§ **EXERCISE GOAL**: Pick out every line in the data below that holds "with".

§ **RECORDS SHOWN**:

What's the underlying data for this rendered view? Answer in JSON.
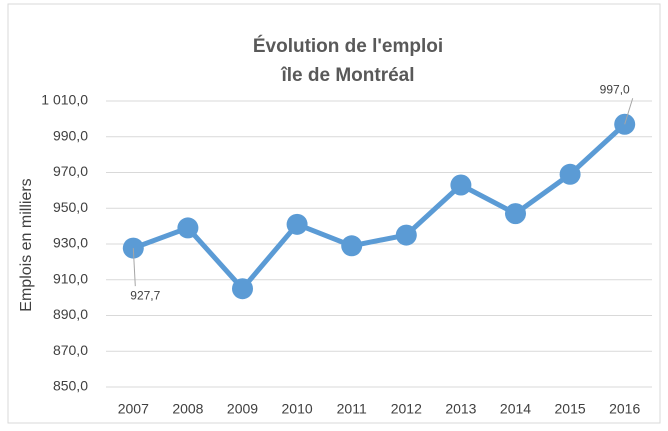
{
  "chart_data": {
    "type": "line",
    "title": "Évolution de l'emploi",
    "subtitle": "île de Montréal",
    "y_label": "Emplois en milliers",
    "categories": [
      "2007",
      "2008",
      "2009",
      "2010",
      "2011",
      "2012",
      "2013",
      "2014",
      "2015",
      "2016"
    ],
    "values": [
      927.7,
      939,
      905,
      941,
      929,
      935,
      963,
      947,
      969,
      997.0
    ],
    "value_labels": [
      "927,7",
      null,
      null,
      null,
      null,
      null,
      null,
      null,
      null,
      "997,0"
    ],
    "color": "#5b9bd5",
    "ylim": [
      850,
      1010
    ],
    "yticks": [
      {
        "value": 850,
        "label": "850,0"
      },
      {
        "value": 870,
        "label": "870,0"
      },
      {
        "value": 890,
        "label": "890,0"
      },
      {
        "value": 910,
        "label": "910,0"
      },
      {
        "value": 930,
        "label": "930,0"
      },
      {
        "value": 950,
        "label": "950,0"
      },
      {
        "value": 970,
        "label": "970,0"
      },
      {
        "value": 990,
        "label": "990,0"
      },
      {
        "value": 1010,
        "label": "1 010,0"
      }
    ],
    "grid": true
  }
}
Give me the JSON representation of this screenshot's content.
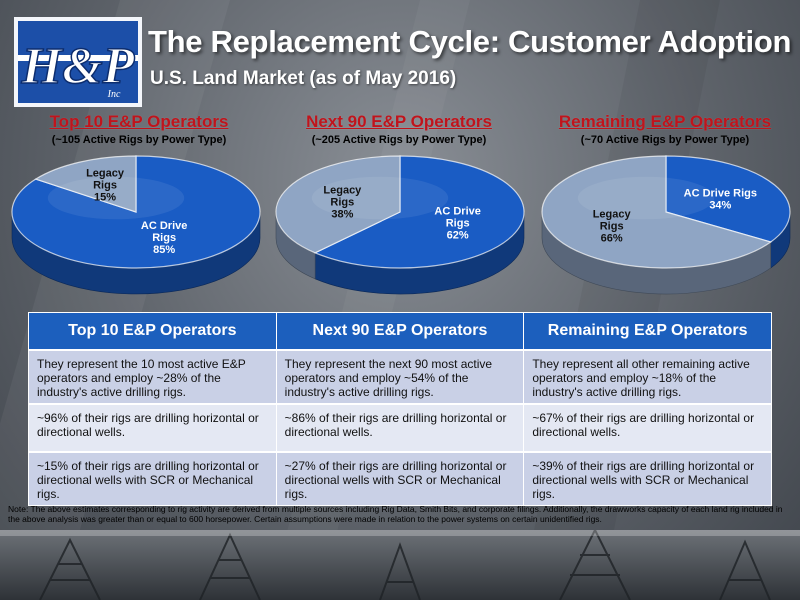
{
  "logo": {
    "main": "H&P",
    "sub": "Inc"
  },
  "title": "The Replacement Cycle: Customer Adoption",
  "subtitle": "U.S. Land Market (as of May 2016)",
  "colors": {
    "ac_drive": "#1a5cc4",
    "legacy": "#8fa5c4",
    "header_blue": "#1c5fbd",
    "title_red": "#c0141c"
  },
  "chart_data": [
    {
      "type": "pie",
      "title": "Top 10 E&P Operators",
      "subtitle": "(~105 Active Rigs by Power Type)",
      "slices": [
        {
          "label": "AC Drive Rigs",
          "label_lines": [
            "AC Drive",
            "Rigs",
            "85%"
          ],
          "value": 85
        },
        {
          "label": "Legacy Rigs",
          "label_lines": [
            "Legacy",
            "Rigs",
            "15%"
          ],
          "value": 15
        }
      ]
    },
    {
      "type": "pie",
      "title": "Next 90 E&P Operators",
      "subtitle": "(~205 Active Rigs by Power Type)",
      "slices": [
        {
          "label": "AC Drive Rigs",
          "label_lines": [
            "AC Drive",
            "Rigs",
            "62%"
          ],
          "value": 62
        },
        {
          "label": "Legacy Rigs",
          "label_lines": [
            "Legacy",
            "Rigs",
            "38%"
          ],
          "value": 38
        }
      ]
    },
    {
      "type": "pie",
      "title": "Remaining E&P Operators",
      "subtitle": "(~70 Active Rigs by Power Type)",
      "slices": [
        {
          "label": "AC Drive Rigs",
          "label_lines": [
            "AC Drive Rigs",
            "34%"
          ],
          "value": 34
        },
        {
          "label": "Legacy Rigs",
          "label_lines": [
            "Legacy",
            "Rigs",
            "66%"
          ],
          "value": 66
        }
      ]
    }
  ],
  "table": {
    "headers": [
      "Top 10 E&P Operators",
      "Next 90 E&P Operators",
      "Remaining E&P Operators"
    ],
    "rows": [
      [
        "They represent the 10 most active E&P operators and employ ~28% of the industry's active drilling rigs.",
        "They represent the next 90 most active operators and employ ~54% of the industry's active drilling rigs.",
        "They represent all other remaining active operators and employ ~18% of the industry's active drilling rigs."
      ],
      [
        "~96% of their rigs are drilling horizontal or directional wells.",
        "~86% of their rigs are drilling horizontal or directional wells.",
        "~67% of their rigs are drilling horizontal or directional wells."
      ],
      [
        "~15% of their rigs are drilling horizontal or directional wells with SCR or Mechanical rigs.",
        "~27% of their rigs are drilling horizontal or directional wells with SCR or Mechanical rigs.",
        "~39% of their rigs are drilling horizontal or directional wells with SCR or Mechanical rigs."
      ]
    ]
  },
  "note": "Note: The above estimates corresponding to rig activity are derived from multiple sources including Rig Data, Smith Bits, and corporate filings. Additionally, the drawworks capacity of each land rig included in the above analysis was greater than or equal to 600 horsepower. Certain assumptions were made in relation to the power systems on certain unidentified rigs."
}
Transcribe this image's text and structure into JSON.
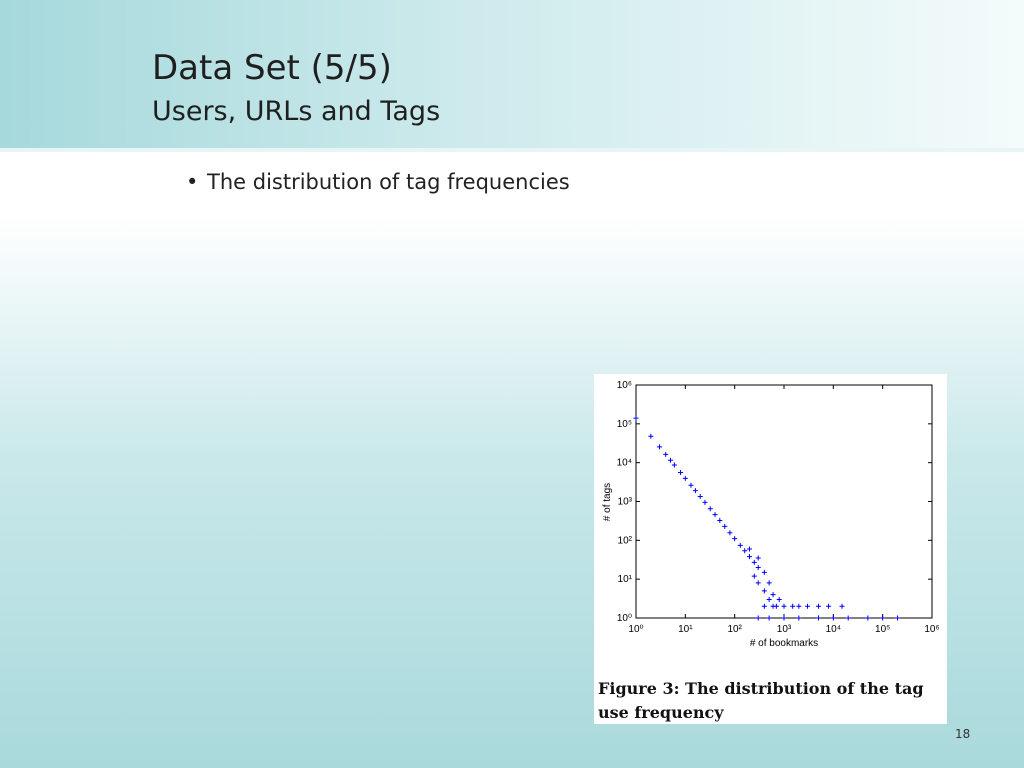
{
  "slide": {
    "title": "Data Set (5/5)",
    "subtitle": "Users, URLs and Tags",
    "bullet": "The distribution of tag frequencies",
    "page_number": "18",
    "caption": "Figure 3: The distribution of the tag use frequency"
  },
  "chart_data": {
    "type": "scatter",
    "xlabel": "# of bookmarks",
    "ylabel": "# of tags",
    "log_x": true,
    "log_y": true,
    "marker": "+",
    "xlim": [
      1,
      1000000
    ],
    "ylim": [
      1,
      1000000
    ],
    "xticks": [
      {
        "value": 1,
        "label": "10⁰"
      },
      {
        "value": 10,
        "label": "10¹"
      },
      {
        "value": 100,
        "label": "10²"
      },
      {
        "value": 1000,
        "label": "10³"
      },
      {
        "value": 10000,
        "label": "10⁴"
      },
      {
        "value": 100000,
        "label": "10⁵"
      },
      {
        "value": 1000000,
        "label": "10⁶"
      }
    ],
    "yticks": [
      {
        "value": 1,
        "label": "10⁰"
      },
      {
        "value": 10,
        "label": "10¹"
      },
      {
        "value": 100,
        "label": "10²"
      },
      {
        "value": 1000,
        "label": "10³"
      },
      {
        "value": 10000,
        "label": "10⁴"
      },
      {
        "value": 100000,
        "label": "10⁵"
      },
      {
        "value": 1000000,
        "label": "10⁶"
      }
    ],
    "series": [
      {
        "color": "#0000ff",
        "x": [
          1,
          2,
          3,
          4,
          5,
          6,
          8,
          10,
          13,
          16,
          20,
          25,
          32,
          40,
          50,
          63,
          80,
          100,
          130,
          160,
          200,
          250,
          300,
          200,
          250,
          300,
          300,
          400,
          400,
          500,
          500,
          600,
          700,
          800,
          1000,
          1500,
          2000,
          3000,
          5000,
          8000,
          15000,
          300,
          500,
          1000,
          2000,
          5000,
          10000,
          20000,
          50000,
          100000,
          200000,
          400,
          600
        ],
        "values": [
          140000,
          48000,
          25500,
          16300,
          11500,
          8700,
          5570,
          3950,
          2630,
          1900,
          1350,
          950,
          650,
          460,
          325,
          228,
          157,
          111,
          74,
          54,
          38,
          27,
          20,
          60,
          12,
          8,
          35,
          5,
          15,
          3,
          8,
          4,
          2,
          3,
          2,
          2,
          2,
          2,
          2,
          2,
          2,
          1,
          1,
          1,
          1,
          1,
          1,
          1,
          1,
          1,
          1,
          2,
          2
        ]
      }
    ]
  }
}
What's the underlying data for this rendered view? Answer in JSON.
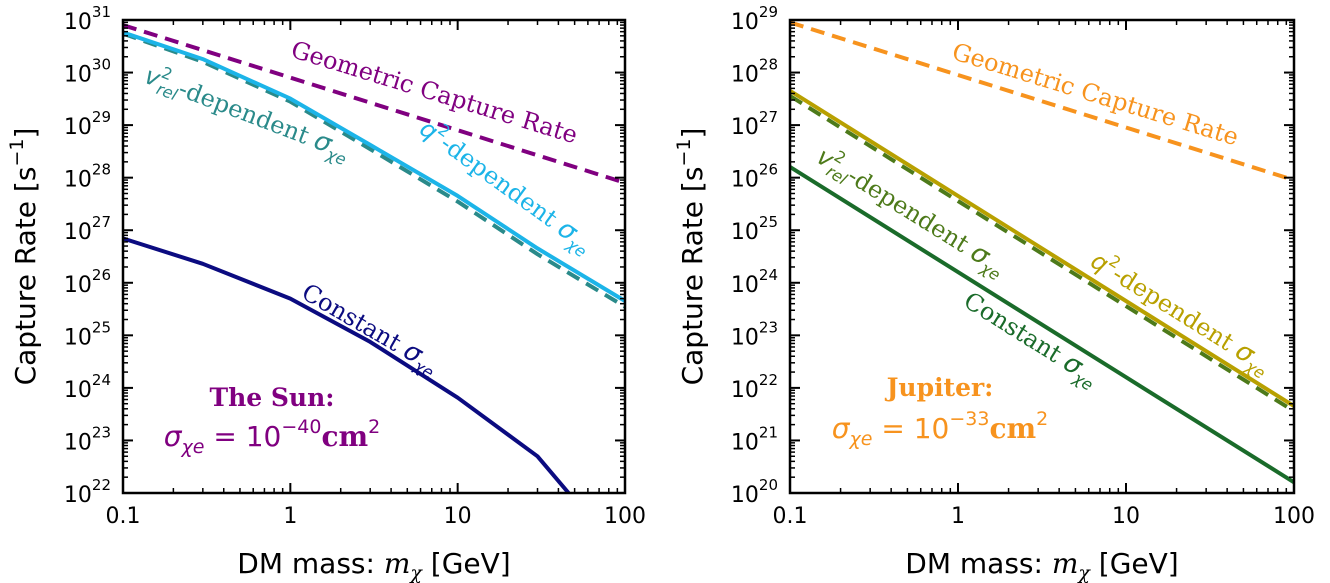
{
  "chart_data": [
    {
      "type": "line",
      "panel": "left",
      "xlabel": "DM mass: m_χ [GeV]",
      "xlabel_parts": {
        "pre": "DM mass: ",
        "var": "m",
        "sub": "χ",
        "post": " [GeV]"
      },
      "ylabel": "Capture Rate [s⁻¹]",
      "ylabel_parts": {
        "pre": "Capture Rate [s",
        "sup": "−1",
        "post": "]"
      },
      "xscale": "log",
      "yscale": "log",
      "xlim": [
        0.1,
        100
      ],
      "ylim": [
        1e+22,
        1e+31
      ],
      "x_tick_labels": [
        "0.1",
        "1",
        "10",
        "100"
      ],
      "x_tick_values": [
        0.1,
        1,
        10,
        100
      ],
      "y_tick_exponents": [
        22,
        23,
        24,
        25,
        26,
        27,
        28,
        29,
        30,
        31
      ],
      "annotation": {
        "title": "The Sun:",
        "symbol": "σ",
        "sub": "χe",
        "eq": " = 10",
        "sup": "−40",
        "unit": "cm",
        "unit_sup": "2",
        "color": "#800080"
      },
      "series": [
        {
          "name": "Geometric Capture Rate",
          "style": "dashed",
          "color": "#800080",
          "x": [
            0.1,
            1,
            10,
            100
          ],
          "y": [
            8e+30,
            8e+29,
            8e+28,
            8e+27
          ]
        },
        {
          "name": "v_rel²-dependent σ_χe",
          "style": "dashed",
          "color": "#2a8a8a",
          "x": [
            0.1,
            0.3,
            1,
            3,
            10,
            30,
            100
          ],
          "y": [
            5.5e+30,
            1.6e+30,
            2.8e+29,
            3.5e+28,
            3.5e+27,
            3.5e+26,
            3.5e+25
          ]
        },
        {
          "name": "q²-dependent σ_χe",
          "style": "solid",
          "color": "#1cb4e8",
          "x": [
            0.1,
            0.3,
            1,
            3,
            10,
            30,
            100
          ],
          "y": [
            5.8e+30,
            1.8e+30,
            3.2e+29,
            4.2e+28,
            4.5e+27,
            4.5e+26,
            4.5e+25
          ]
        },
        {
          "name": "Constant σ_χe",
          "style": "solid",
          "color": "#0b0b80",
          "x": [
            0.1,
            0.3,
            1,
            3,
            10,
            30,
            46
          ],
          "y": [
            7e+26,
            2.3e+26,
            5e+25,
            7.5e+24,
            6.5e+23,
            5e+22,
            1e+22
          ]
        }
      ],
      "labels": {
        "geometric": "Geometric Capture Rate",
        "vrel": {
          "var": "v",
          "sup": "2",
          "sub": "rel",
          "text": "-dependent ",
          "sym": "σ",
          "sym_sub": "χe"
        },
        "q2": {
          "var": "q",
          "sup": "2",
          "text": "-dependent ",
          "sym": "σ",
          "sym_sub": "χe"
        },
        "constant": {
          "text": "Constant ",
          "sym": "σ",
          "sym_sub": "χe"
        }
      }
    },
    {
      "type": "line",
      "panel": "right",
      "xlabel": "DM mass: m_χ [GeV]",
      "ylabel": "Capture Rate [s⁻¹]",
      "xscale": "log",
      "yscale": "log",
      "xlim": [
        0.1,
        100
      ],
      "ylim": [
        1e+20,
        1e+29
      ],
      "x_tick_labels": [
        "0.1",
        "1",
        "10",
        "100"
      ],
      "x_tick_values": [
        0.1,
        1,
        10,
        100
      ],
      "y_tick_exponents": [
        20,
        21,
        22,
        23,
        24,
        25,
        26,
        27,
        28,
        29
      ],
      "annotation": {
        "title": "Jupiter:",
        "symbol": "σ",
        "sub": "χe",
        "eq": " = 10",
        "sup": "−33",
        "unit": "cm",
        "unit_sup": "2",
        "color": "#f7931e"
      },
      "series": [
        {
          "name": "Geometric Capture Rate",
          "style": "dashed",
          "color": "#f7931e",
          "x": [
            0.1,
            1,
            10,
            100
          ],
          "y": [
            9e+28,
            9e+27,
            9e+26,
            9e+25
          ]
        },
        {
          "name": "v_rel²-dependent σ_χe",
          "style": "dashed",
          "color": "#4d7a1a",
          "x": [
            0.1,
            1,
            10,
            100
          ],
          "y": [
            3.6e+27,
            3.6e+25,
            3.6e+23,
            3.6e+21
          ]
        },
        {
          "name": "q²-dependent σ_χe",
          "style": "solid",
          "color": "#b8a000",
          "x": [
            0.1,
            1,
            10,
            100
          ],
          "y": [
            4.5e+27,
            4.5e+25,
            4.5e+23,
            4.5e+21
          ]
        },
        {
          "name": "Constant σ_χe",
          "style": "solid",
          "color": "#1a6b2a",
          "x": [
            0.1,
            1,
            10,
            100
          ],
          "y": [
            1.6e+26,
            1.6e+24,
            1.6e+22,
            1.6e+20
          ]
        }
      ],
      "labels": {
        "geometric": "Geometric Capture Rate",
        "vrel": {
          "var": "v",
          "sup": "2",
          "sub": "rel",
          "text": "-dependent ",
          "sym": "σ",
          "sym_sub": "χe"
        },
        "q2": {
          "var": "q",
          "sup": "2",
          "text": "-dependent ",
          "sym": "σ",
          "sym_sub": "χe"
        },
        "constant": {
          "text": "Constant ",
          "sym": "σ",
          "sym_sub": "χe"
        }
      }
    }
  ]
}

§ **WRITTEN REPLY**:
        "~15% of their rigs are drilling horizontal or directional wells with SCR or Mechanical rigs.",
        "~27% of their rigs are drilling horizontal or directional wells with SCR or Mechanical rigs.",
        "~39% of their rigs are drilling horizontal or directional wells with SCR or Mechanical rigs."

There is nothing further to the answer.